● **Objective**
Scan the data below for the string "your". Show every line where it turns up.
─── Material for the task ───
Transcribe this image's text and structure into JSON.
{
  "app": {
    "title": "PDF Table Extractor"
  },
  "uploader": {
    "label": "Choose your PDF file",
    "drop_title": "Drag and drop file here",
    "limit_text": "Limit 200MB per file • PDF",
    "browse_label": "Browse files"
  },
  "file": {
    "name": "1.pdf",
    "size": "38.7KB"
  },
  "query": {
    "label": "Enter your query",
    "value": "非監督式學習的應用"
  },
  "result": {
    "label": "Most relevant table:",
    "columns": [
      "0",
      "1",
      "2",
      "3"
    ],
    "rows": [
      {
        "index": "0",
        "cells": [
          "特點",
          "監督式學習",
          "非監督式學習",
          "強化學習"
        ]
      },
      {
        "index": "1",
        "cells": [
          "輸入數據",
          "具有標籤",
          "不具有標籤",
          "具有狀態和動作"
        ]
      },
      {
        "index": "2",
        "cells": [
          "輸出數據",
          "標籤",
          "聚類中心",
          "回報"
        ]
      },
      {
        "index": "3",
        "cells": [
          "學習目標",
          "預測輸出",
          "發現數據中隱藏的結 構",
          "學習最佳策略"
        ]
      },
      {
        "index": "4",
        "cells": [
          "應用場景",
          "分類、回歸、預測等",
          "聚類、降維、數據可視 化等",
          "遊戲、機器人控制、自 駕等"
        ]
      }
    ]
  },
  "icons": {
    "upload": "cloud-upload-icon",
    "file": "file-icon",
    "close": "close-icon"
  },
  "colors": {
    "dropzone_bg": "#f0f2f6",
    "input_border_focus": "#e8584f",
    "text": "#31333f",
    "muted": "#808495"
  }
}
───
● **Solution below**
    "label": "Choose your PDF file",
    "label": "Enter your query",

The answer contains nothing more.